> _Written task_:
Write out all lines holding the word "البخاري".

..........

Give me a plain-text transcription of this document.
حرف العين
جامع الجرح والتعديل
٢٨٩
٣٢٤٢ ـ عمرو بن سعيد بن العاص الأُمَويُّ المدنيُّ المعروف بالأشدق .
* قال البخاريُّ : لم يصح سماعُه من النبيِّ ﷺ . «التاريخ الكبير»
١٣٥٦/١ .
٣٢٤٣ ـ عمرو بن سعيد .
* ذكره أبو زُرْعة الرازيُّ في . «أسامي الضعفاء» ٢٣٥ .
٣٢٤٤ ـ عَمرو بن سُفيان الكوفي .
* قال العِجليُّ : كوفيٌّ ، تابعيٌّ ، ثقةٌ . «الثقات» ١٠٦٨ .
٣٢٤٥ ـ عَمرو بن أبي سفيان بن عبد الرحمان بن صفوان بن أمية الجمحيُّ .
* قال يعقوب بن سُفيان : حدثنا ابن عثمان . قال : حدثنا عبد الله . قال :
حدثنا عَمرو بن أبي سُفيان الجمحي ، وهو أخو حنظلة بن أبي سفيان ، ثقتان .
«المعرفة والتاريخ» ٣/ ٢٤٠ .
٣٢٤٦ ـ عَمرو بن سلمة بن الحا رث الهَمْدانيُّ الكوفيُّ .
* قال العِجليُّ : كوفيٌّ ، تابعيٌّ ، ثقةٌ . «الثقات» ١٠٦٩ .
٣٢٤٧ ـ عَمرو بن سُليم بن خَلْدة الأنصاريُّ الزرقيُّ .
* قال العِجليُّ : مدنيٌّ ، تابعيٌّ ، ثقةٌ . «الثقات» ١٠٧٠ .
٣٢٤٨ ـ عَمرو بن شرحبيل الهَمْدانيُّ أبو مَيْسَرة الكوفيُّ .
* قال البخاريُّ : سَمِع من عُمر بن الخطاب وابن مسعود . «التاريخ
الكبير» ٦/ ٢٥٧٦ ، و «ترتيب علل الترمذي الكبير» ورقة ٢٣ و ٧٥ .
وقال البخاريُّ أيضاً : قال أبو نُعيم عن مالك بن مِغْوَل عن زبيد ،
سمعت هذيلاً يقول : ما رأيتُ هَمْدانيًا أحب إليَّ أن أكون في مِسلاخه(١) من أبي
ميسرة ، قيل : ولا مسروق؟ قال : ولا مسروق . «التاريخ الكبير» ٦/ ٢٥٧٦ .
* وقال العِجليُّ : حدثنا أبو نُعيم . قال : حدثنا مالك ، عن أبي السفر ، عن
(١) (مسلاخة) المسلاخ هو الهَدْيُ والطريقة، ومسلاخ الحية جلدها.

..........

> _Result_:
* قال البخاريُّ : لم يصح سماعُه من النبيِّ ﷺ . «التاريخ الكبير»
* قال البخاريُّ : سَمِع من عُمر بن الخطاب وابن مسعود . «التاريخ
وقال البخاريُّ أيضاً : قال أبو نُعيم عن مالك بن مِغْوَل عن زبيد ،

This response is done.